▶ **Task statement**: The records that follow must be reproduced in full, exactly as written.

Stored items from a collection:
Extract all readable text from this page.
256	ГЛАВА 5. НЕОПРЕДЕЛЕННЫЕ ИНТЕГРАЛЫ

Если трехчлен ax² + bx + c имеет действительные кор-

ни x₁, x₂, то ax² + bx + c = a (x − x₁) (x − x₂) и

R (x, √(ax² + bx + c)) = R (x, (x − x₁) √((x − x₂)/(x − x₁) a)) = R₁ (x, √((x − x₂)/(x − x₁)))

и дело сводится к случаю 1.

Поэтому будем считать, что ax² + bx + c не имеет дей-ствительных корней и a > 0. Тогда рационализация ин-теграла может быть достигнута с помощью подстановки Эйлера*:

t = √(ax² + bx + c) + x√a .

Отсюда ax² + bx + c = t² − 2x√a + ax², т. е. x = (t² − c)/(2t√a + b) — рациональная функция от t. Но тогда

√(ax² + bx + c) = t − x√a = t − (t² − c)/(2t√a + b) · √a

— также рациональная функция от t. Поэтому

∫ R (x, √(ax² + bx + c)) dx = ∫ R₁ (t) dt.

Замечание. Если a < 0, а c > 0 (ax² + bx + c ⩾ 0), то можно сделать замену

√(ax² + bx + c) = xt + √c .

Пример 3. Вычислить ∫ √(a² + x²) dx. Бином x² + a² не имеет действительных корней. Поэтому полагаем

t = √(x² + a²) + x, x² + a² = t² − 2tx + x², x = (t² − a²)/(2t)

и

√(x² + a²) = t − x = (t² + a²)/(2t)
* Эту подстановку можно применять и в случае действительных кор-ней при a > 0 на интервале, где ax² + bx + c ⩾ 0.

▶ **Final result**:
Extract all readable text from this page.
256	ГЛАВА 5. НЕОПРЕДЕЛЕННЫЕ ИНТЕГРАЛЫ

Если трехчлен ax² + bx + c имеет действительные кор-

ни x₁, x₂, то ax² + bx + c = a (x − x₁) (x − x₂) и

R (x, √(ax² + bx + c)) = R (x, (x − x₁) √((x − x₂)/(x − x₁) a)) = R₁ (x, √((x − x₂)/(x − x₁)))

и дело сводится к случаю 1.

Поэтому будем считать, что ax² + bx + c не имеет дей-ствительных корней и a > 0. Тогда рационализация ин-теграла может быть достигнута с помощью подстановки Эйлера*:

t = √(ax² + bx + c) + x√a .

Отсюда ax² + bx + c = t² − 2x√a + ax², т. е. x = (t² − c)/(2t√a + b) — рациональная функция от t. Но тогда

√(ax² + bx + c) = t − x√a = t − (t² − c)/(2t√a + b) · √a

— также рациональная функция от t. Поэтому

∫ R (x, √(ax² + bx + c)) dx = ∫ R₁ (t) dt.

Замечание. Если a < 0, а c > 0 (ax² + bx + c ⩾ 0), то можно сделать замену

√(ax² + bx + c) = xt + √c .

Пример 3. Вычислить ∫ √(a² + x²) dx. Бином x² + a² не имеет действительных корней. Поэтому полагаем

t = √(x² + a²) + x, x² + a² = t² − 2tx + x², x = (t² − a²)/(2t)

и

√(x² + a²) = t − x = (t² + a²)/(2t)
* Эту подстановку можно применять и в случае действительных кор-ней при a > 0 на интервале, где ax² + bx + c ⩾ 0.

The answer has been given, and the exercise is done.